Quote every line as given.

Record list:
[start]

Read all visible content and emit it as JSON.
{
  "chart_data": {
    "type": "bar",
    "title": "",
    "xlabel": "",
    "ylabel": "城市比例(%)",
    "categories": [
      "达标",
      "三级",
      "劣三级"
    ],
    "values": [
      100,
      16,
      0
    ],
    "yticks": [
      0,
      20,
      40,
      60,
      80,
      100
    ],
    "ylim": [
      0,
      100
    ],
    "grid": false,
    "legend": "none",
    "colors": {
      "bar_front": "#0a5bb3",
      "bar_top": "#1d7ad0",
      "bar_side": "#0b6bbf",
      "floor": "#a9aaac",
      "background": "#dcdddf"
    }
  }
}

[end]

Full answer:
Read all visible content and emit it as JSON.
{
  "chart_data": {
    "type": "bar",
    "title": "",
    "xlabel": "",
    "ylabel": "城市比例(%)",
    "categories": [
      "达标",
      "三级",
      "劣三级"
    ],
    "values": [
      100,
      16,
      0
    ],
    "yticks": [
      0,
      20,
      40,
      60,
      80,
      100
    ],
    "ylim": [
      0,
      100
    ],
    "grid": false,
    "legend": "none",
    "colors": {
      "bar_front": "#0a5bb3",
      "bar_top": "#1d7ad0",
      "bar_side": "#0b6bbf",
      "floor": "#a9aaac",
      "background": "#dcdddf"
    }
  }
}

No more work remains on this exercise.